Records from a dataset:
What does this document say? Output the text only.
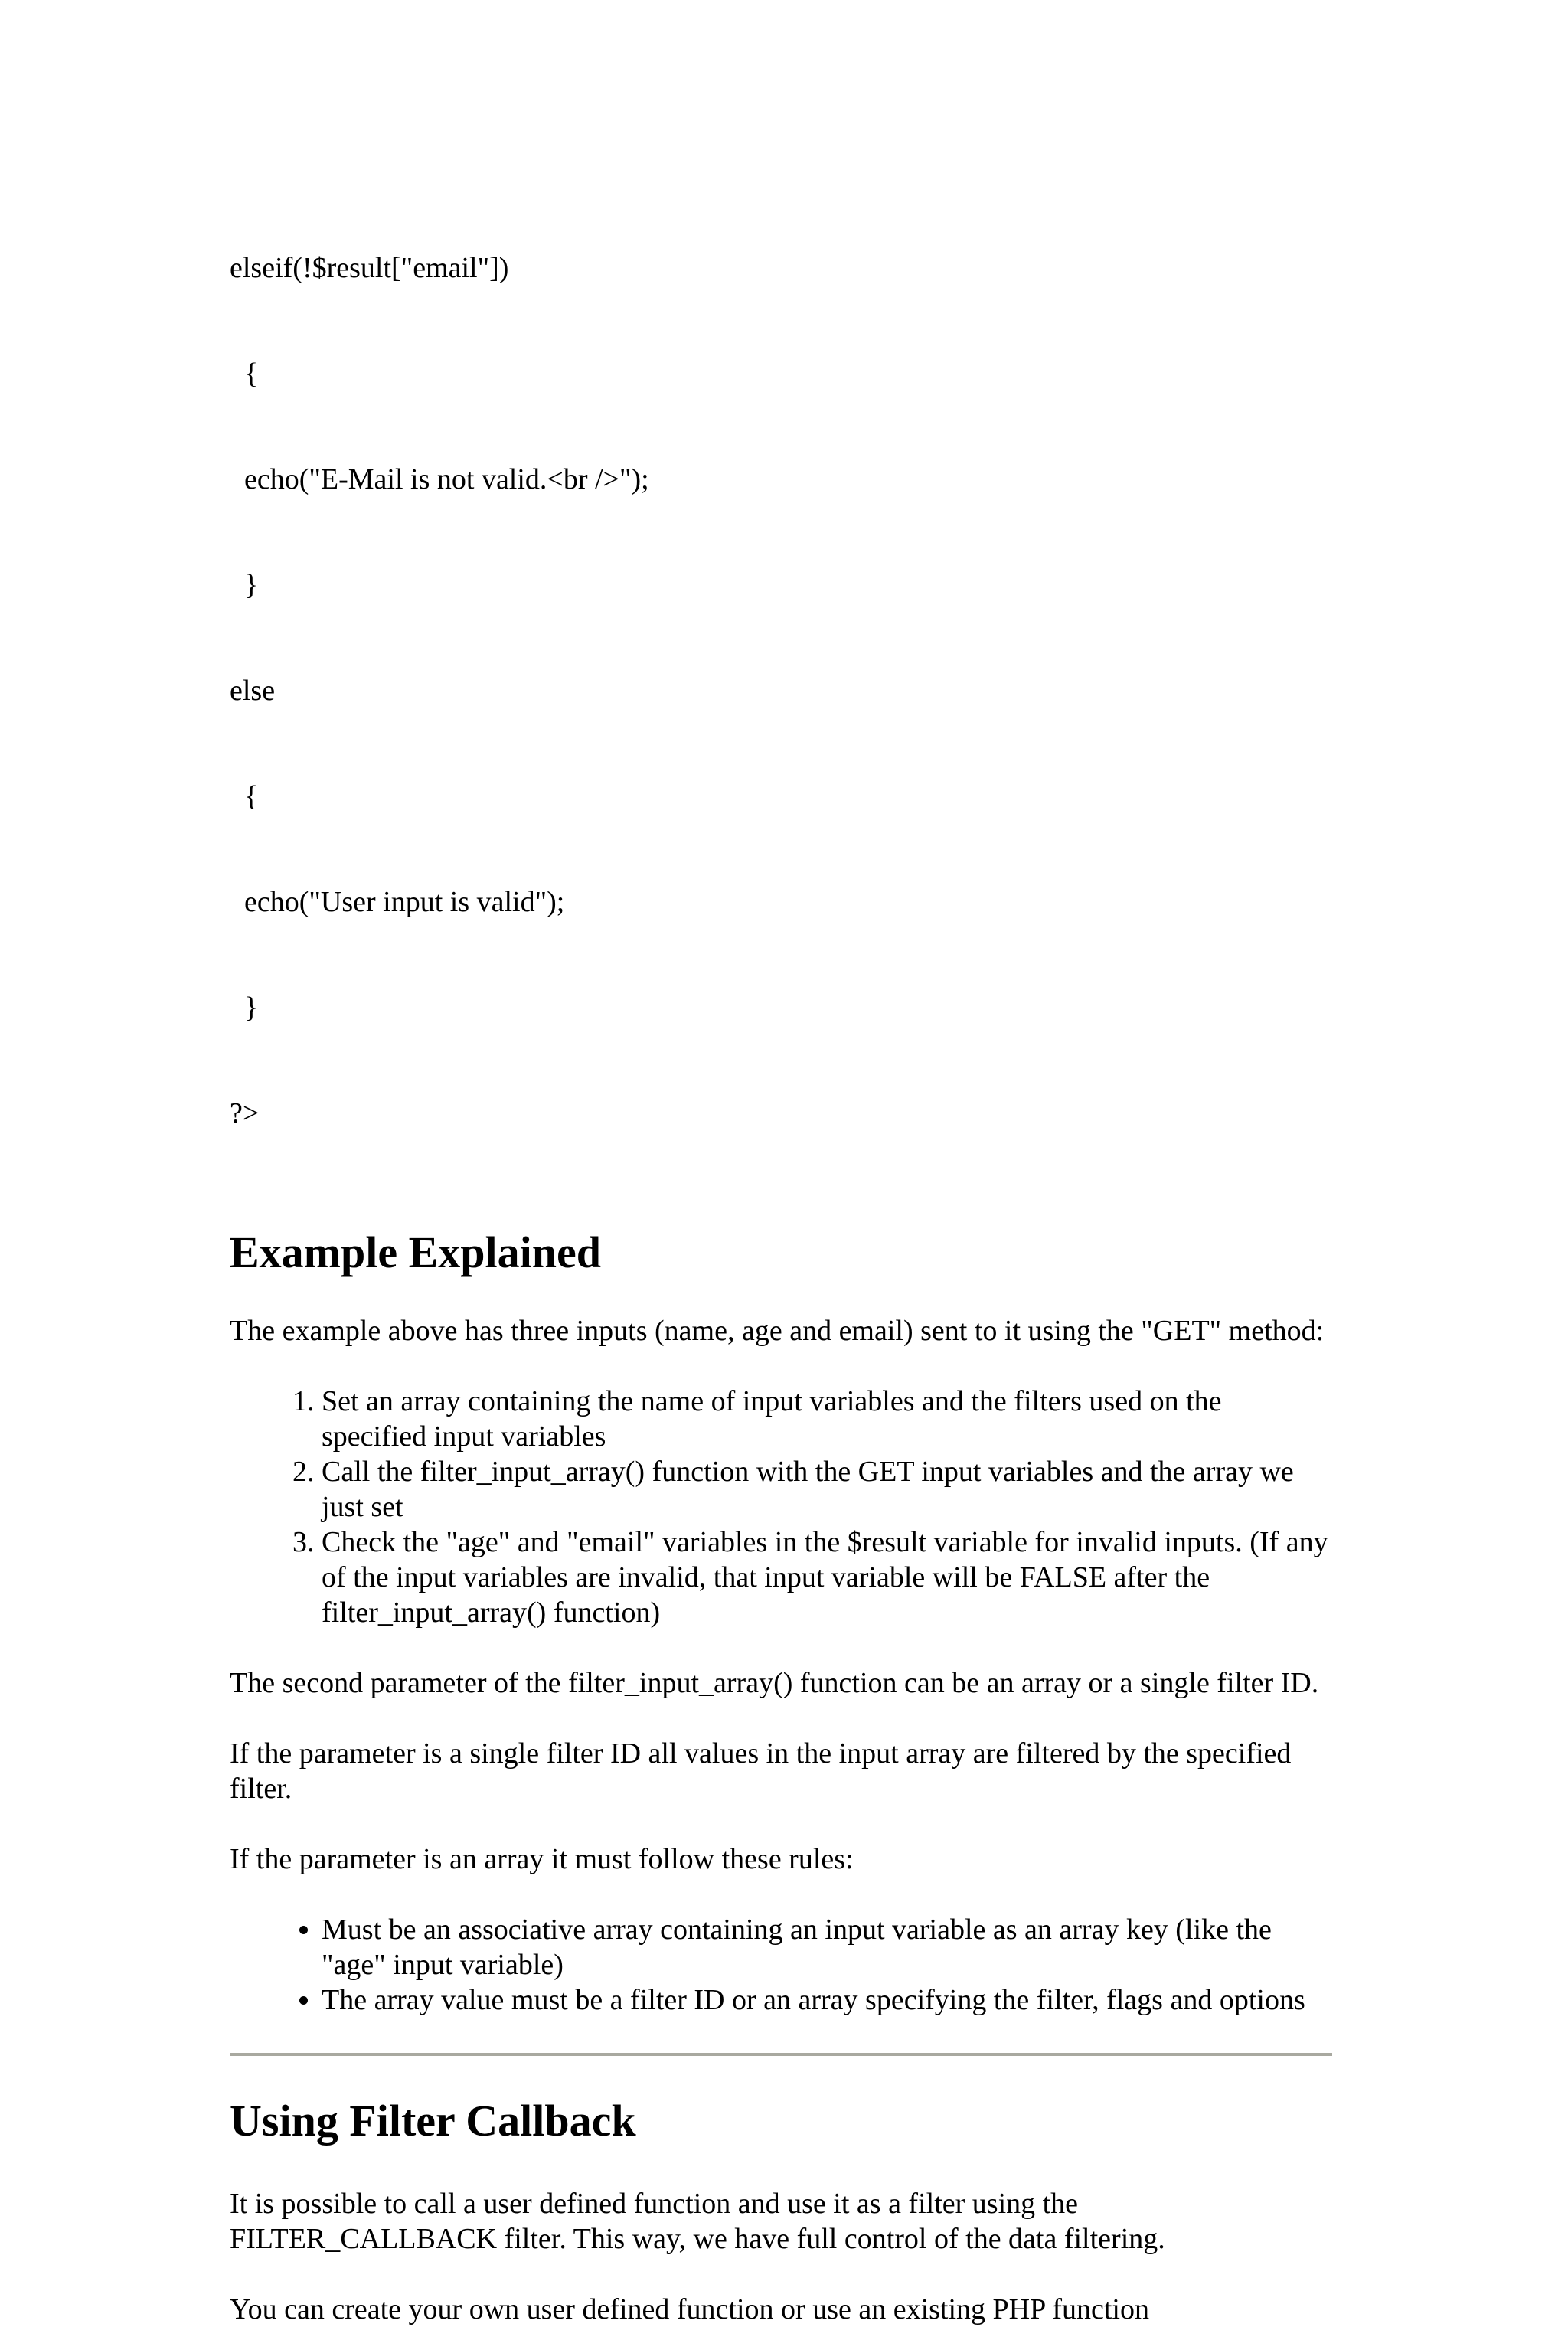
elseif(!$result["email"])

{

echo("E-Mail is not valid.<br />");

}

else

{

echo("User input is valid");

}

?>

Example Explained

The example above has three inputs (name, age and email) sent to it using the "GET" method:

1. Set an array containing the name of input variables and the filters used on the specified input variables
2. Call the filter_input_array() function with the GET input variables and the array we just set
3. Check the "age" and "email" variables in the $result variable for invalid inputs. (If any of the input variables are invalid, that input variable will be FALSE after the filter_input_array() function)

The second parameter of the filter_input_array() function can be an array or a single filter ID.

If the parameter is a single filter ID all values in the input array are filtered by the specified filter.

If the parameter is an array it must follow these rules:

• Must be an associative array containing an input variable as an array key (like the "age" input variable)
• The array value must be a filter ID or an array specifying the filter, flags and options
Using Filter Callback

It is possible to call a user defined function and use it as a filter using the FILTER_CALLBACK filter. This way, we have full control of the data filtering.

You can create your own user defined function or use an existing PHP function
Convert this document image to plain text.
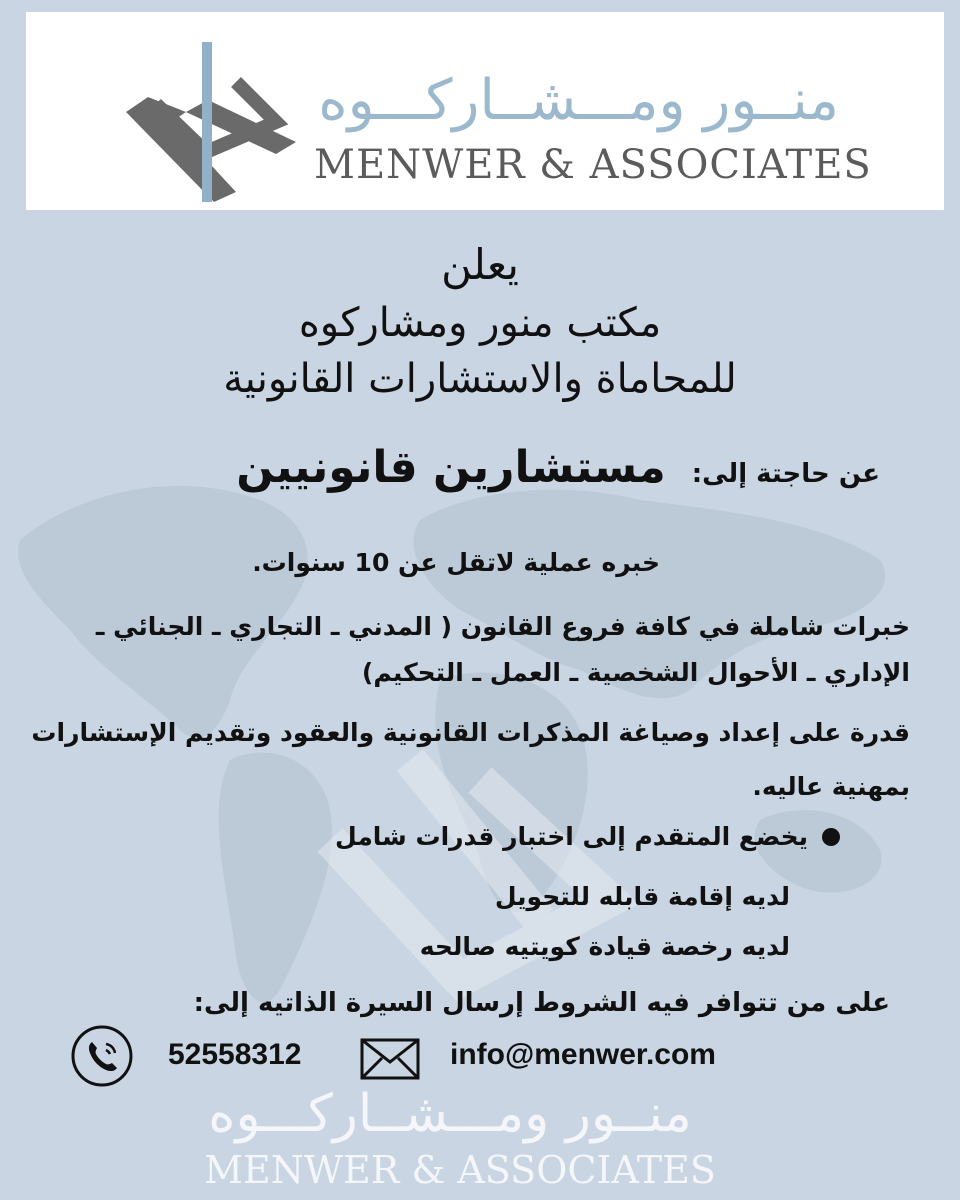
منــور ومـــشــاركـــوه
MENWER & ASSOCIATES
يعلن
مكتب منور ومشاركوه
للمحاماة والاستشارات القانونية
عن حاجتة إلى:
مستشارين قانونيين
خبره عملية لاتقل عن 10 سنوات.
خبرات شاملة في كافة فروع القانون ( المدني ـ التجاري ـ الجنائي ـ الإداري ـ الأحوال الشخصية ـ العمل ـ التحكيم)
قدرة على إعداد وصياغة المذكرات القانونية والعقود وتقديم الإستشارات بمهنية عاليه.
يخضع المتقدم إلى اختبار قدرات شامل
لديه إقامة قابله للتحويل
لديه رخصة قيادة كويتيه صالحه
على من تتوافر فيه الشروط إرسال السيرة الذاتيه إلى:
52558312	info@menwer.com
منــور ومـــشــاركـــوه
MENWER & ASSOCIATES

■ Task statement
Find every line containing the word "name", then give the total and nothing more.

■ Solution for this task
2